Trecho do texto ▸
Nem progressista nem reacionário, o conservador quer, acima de tudo, preservar tudo o que merece ser preservado. O conservador de um museu está lá para preservar tudo o que a cultura do passado pode oferecer aos que Hannah Arendt chama de os «novos». O conservatório do litoral garante que as costas conservem, na medida do possível, seu aspecto natural e não sejam desfiguradas por construções horríveis que quebram o importante vínculo entre a terra firme em que vivemos e o mar. Os defensores da natureza querem preservar a «biodiversidade» e as espécies naturais ameaçadas. Mesmo os progressistas defendem a conservação da natureza (quando pensam nisso) e aqui estão, sem saber, professando conservadorismo.
Os conservadores não rejeitam a novidade. Os conservadores de museus utilizam ar-condicionado e sistemas de alarme para alertar visitantes indesejados. Em moral e política, trata-se de preservar uma certa ideia do homem, uma ideia que amadureceu ao longo da história da civilização e, sobretudo, da civilização europeia, a ideia de que existe uma dignidade eminente no ser humano e que essa dignidade deve ser objeto de um respeito incondicional. Nietzsche, disfarçado de Zaratustra, escreveu: «Eu vos ensino o super-homem. O homem é algo que deve ser superado. O que fizeste para superá-lo?». O que Nietzsche realmente queria dizer com isso continua enigmático. Mas os progressistas tentaram cumprir esta profecia. O homem comunista deveria ser um homem novo. Existem muitas variantes disso, nas utopias socialistas estudadas por Marc Angenot (L’utopie collectiviste), na ficção científica soviética dos primeiros anos (como L’étoile rouge de Bogdanov), ou na conformação biológica da «raça superior» buscada pelos nazistas. Hoje, este novo homem é o homem do transumanismo e do pós-humanismo. Os conservadores se opõem resolutamente a todos esses projetos insanos. Trata-se de preservar o homem tal como é, de defender sua natureza como algo inviolável. Defender a natureza humana e a natureza são uma mesma causa.

Dados para análise ▸
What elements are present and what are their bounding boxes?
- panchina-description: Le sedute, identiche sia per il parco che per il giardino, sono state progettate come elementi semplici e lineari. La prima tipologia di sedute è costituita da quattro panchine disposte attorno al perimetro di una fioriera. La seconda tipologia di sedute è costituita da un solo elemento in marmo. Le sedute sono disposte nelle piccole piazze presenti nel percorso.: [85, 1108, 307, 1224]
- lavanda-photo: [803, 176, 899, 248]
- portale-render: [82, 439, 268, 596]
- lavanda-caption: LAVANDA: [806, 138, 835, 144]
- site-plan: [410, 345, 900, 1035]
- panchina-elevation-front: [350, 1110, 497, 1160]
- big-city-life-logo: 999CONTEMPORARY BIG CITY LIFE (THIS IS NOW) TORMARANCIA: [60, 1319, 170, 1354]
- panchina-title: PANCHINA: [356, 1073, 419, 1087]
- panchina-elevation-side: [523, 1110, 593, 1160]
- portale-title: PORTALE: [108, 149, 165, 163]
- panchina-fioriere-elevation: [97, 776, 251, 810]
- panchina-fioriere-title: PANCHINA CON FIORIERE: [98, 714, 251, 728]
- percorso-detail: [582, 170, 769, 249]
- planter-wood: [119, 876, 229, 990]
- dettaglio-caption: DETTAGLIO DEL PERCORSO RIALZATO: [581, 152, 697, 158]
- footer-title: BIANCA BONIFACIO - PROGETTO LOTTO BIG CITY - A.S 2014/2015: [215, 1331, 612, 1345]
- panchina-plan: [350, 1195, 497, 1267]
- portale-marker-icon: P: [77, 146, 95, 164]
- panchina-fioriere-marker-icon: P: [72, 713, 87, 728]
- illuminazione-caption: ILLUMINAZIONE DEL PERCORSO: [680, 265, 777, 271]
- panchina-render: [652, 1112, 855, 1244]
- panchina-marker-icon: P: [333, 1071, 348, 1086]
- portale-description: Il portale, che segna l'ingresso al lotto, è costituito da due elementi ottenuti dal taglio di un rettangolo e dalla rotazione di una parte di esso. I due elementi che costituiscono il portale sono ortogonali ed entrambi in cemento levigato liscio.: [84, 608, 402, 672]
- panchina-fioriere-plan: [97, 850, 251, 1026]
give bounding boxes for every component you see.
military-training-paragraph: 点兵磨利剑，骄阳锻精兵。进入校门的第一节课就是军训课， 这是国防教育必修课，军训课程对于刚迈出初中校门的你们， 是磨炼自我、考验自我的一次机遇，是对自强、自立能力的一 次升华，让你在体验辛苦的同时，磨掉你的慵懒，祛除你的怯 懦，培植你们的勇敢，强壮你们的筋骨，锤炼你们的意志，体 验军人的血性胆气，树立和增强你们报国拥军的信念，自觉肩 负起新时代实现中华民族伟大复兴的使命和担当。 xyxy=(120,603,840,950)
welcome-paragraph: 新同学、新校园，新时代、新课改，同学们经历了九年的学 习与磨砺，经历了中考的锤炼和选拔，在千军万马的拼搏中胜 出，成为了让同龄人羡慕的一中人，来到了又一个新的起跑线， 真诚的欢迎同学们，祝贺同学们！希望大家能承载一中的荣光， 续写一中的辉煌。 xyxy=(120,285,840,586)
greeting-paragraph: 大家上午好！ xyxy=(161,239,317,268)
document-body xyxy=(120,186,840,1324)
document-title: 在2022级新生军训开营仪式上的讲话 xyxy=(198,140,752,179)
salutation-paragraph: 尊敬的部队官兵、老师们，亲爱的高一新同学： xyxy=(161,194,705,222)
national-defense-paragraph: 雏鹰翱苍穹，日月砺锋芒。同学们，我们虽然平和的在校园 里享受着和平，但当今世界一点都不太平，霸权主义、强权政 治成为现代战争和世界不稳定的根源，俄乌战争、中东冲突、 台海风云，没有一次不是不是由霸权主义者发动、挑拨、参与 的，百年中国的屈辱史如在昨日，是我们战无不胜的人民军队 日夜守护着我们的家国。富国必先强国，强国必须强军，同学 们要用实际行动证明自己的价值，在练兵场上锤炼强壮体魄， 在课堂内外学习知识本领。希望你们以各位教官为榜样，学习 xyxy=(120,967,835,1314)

O que fazer ▸ No trecho sobre o conservadorismo, que recursos os conservadores de museus utilizam?

Resposta ▸ Ar-condicionado e sistemas de alarme.